**What is asked:** Leaving out the pictures, please retype each record exactly.

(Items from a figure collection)
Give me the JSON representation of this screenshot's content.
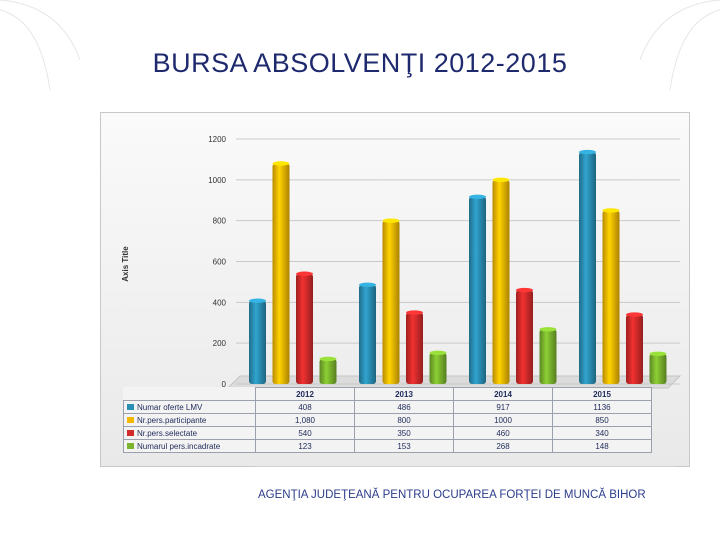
{
  "page": {
    "title": "BURSA ABSOLVENŢI 2012-2015",
    "footer": "AGENŢIA JUDEŢEANĂ PENTRU OCUPAREA FORŢEI DE MUNCĂ BIHOR"
  },
  "colors": {
    "series": [
      "#2a8fb5",
      "#f5b800",
      "#d32b2b",
      "#7bb42e"
    ],
    "title": "#1f2a6e"
  },
  "chart_data": {
    "type": "bar",
    "title": "",
    "xlabel": "",
    "ylabel": "Axis Title",
    "ylim": [
      0,
      1200
    ],
    "yticks": [
      "0",
      "200",
      "400",
      "600",
      "800",
      "1000",
      "1200"
    ],
    "grid": true,
    "categories": [
      "2012",
      "2013",
      "2014",
      "2015"
    ],
    "series": [
      {
        "name": "Numar oferte LMV",
        "values": [
          408,
          486,
          917,
          1136
        ],
        "labels": [
          "408",
          "486",
          "917",
          "1136"
        ]
      },
      {
        "name": "Nr.pers.participante",
        "values": [
          1080,
          800,
          1000,
          850
        ],
        "labels": [
          "1,080",
          "800",
          "1000",
          "850"
        ]
      },
      {
        "name": "Nr.pers.selectate",
        "values": [
          540,
          350,
          460,
          340
        ],
        "labels": [
          "540",
          "350",
          "460",
          "340"
        ]
      },
      {
        "name": "Numarul pers.incadrate",
        "values": [
          123,
          153,
          268,
          148
        ],
        "labels": [
          "123",
          "153",
          "268",
          "148"
        ]
      }
    ]
  }
}
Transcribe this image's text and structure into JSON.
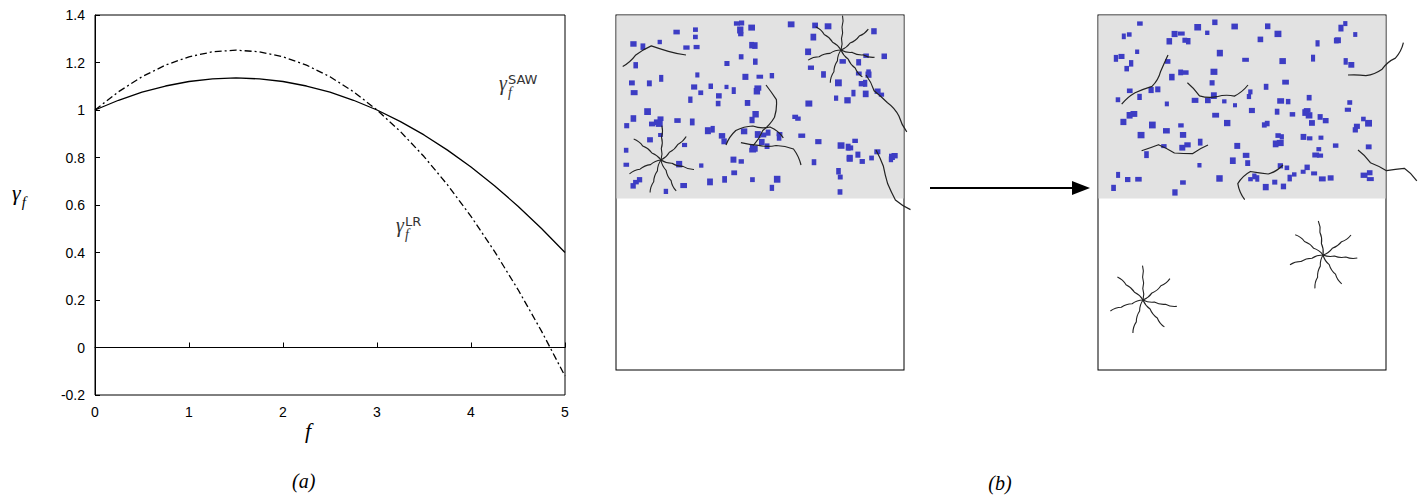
{
  "chart_data": {
    "type": "line",
    "panel_label": "(a)",
    "xlabel": {
      "base": "f"
    },
    "ylabel": {
      "base": "γ",
      "sub": "f"
    },
    "x": [
      0,
      0.25,
      0.5,
      0.75,
      1,
      1.25,
      1.5,
      1.75,
      2,
      2.25,
      2.5,
      2.75,
      3,
      3.25,
      3.5,
      3.75,
      4,
      4.25,
      4.5,
      4.75,
      5
    ],
    "series": [
      {
        "label": {
          "base": "γ",
          "sub": "f",
          "sup": "SAW"
        },
        "color": "#000000",
        "line_style": "solid",
        "values": [
          1,
          1.041,
          1.075,
          1.101,
          1.12,
          1.131,
          1.135,
          1.131,
          1.12,
          1.101,
          1.075,
          1.041,
          1,
          0.951,
          0.895,
          0.831,
          0.76,
          0.681,
          0.595,
          0.501,
          0.4
        ]
      },
      {
        "label": {
          "base": "γ",
          "sub": "f",
          "sup": "LR"
        },
        "color": "#000000",
        "line_style": "dashdot",
        "values": [
          1,
          1.077,
          1.14,
          1.189,
          1.224,
          1.245,
          1.252,
          1.245,
          1.224,
          1.189,
          1.14,
          1.077,
          1,
          0.909,
          0.804,
          0.685,
          0.552,
          0.405,
          0.244,
          0.069,
          -0.12
        ]
      }
    ],
    "xlim": [
      0,
      5
    ],
    "xticks": [
      0,
      1,
      2,
      3,
      4,
      5
    ],
    "ylim": [
      -0.2,
      1.4
    ],
    "yticks": [
      -0.2,
      0,
      0.2,
      0.4,
      0.6,
      0.8,
      1,
      1.2,
      1.4
    ],
    "grid": false
  },
  "diagram": {
    "panel_label": "(b)",
    "before": {
      "linear_chains_in_gel": 6,
      "stars_in_gel": 2,
      "stars_outside": 0
    },
    "after": {
      "linear_chains_in_gel": 6,
      "stars_in_gel": 0,
      "stars_outside": 2
    }
  }
}
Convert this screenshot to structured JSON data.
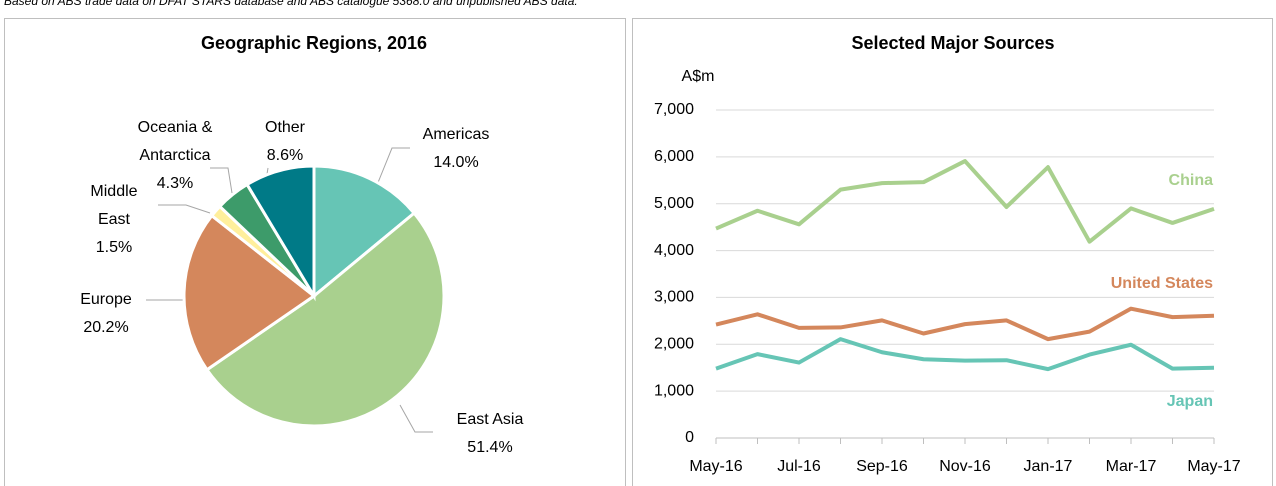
{
  "note": "Based on ABS trade data on DFAT STARS database and ABS catalogue 5368.0 and unpublished ABS data.",
  "chart_data": [
    {
      "type": "pie",
      "title": "Geographic Regions, 2016",
      "categories": [
        "Americas",
        "East Asia",
        "Europe",
        "Middle East",
        "Oceania & Antarctica",
        "Other"
      ],
      "values": [
        14.0,
        51.4,
        20.2,
        1.5,
        4.3,
        8.6
      ],
      "value_labels": [
        "14.0%",
        "51.4%",
        "20.2%",
        "1.5%",
        "4.3%",
        "8.6%"
      ],
      "colors": [
        "#66c5b5",
        "#a9d08e",
        "#d4875c",
        "#ffef9c",
        "#3d9b6a",
        "#007a87"
      ]
    },
    {
      "type": "line",
      "title": "Selected Major Sources",
      "y_label": "A$m",
      "categories": [
        "May-16",
        null,
        "Jul-16",
        null,
        "Sep-16",
        null,
        "Nov-16",
        null,
        "Jan-17",
        null,
        "Mar-17",
        null,
        "May-17"
      ],
      "ylim": [
        0,
        7000
      ],
      "yticks": [
        0,
        {
          "value": 1000,
          "label": "1,000"
        },
        {
          "value": 2000,
          "label": "2,000"
        },
        {
          "value": 3000,
          "label": "3,000"
        },
        {
          "value": 4000,
          "label": "4,000"
        },
        {
          "value": 5000,
          "label": "5,000"
        },
        {
          "value": 6000,
          "label": "6,000"
        },
        {
          "value": 7000,
          "label": "7,000"
        }
      ],
      "grid": true,
      "series": [
        {
          "name": "China",
          "color": "#a9d08e",
          "values": [
            4470,
            4850,
            4560,
            5300,
            5440,
            5460,
            5910,
            4930,
            5780,
            4190,
            4900,
            4590,
            4890
          ]
        },
        {
          "name": "United States",
          "color": "#d4875c",
          "values": [
            2420,
            2640,
            2350,
            2360,
            2510,
            2230,
            2430,
            2510,
            2110,
            2270,
            2760,
            2580,
            2610
          ]
        },
        {
          "name": "Japan",
          "color": "#66c5b5",
          "values": [
            1480,
            1790,
            1610,
            2110,
            1830,
            1680,
            1650,
            1660,
            1470,
            1780,
            1990,
            1480,
            1500
          ]
        }
      ]
    }
  ]
}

**Expected answer:**
Give me the JSON representation of this screenshot's content.
{
  "page": {
    "title": "BURSA ABSOLVENŢI 2012-2015",
    "footer": "AGENŢIA JUDEŢEANĂ PENTRU OCUPAREA FORŢEI DE MUNCĂ BIHOR"
  },
  "colors": {
    "series": [
      "#2a8fb5",
      "#f5b800",
      "#d32b2b",
      "#7bb42e"
    ],
    "title": "#1f2a6e"
  },
  "chart_data": {
    "type": "bar",
    "title": "",
    "xlabel": "",
    "ylabel": "Axis Title",
    "ylim": [
      0,
      1200
    ],
    "yticks": [
      "0",
      "200",
      "400",
      "600",
      "800",
      "1000",
      "1200"
    ],
    "grid": true,
    "categories": [
      "2012",
      "2013",
      "2014",
      "2015"
    ],
    "series": [
      {
        "name": "Numar oferte LMV",
        "values": [
          408,
          486,
          917,
          1136
        ],
        "labels": [
          "408",
          "486",
          "917",
          "1136"
        ]
      },
      {
        "name": "Nr.pers.participante",
        "values": [
          1080,
          800,
          1000,
          850
        ],
        "labels": [
          "1,080",
          "800",
          "1000",
          "850"
        ]
      },
      {
        "name": "Nr.pers.selectate",
        "values": [
          540,
          350,
          460,
          340
        ],
        "labels": [
          "540",
          "350",
          "460",
          "340"
        ]
      },
      {
        "name": "Numarul pers.incadrate",
        "values": [
          123,
          153,
          268,
          148
        ],
        "labels": [
          "123",
          "153",
          "268",
          "148"
        ]
      }
    ]
  }
}
Transcribe this image's text and structure into JSON.
{
  "chart_data": {
    "type": "line",
    "panel_label": "(a)",
    "xlabel": {
      "base": "f"
    },
    "ylabel": {
      "base": "γ",
      "sub": "f"
    },
    "x": [
      0,
      0.25,
      0.5,
      0.75,
      1,
      1.25,
      1.5,
      1.75,
      2,
      2.25,
      2.5,
      2.75,
      3,
      3.25,
      3.5,
      3.75,
      4,
      4.25,
      4.5,
      4.75,
      5
    ],
    "series": [
      {
        "label": {
          "base": "γ",
          "sub": "f",
          "sup": "SAW"
        },
        "color": "#000000",
        "line_style": "solid",
        "values": [
          1,
          1.041,
          1.075,
          1.101,
          1.12,
          1.131,
          1.135,
          1.131,
          1.12,
          1.101,
          1.075,
          1.041,
          1,
          0.951,
          0.895,
          0.831,
          0.76,
          0.681,
          0.595,
          0.501,
          0.4
        ]
      },
      {
        "label": {
          "base": "γ",
          "sub": "f",
          "sup": "LR"
        },
        "color": "#000000",
        "line_style": "dashdot",
        "values": [
          1,
          1.077,
          1.14,
          1.189,
          1.224,
          1.245,
          1.252,
          1.245,
          1.224,
          1.189,
          1.14,
          1.077,
          1,
          0.909,
          0.804,
          0.685,
          0.552,
          0.405,
          0.244,
          0.069,
          -0.12
        ]
      }
    ],
    "xlim": [
      0,
      5
    ],
    "xticks": [
      0,
      1,
      2,
      3,
      4,
      5
    ],
    "ylim": [
      -0.2,
      1.4
    ],
    "yticks": [
      -0.2,
      0,
      0.2,
      0.4,
      0.6,
      0.8,
      1,
      1.2,
      1.4
    ],
    "grid": false
  },
  "diagram": {
    "panel_label": "(b)",
    "before": {
      "linear_chains_in_gel": 6,
      "stars_in_gel": 2,
      "stars_outside": 0
    },
    "after": {
      "linear_chains_in_gel": 6,
      "stars_in_gel": 0,
      "stars_outside": 2
    }
  }
}
Convert this screenshot to structured JSON data.
{
  "note": "Based on ABS trade data on DFAT STARS database and ABS catalogue 5368.0 and unpublished ABS data.",
  "chart_data": [
    {
      "type": "pie",
      "title": "Geographic Regions, 2016",
      "categories": [
        "Americas",
        "East Asia",
        "Europe",
        "Middle East",
        "Oceania & Antarctica",
        "Other"
      ],
      "values": [
        14.0,
        51.4,
        20.2,
        1.5,
        4.3,
        8.6
      ],
      "value_labels": [
        "14.0%",
        "51.4%",
        "20.2%",
        "1.5%",
        "4.3%",
        "8.6%"
      ],
      "colors": [
        "#66c5b5",
        "#a9d08e",
        "#d4875c",
        "#ffef9c",
        "#3d9b6a",
        "#007a87"
      ]
    },
    {
      "type": "line",
      "title": "Selected Major Sources",
      "y_label": "A$m",
      "categories": [
        "May-16",
        null,
        "Jul-16",
        null,
        "Sep-16",
        null,
        "Nov-16",
        null,
        "Jan-17",
        null,
        "Mar-17",
        null,
        "May-17"
      ],
      "ylim": [
        0,
        7000
      ],
      "yticks": [
        0,
        {
          "value": 1000,
          "label": "1,000"
        },
        {
          "value": 2000,
          "label": "2,000"
        },
        {
          "value": 3000,
          "label": "3,000"
        },
        {
          "value": 4000,
          "label": "4,000"
        },
        {
          "value": 5000,
          "label": "5,000"
        },
        {
          "value": 6000,
          "label": "6,000"
        },
        {
          "value": 7000,
          "label": "7,000"
        }
      ],
      "grid": true,
      "series": [
        {
          "name": "China",
          "color": "#a9d08e",
          "values": [
            4470,
            4850,
            4560,
            5300,
            5440,
            5460,
            5910,
            4930,
            5780,
            4190,
            4900,
            4590,
            4890
          ]
        },
        {
          "name": "United States",
          "color": "#d4875c",
          "values": [
            2420,
            2640,
            2350,
            2360,
            2510,
            2230,
            2430,
            2510,
            2110,
            2270,
            2760,
            2580,
            2610
          ]
        },
        {
          "name": "Japan",
          "color": "#66c5b5",
          "values": [
            1480,
            1790,
            1610,
            2110,
            1830,
            1680,
            1650,
            1660,
            1470,
            1780,
            1990,
            1480,
            1500
          ]
        }
      ]
    }
  ]
}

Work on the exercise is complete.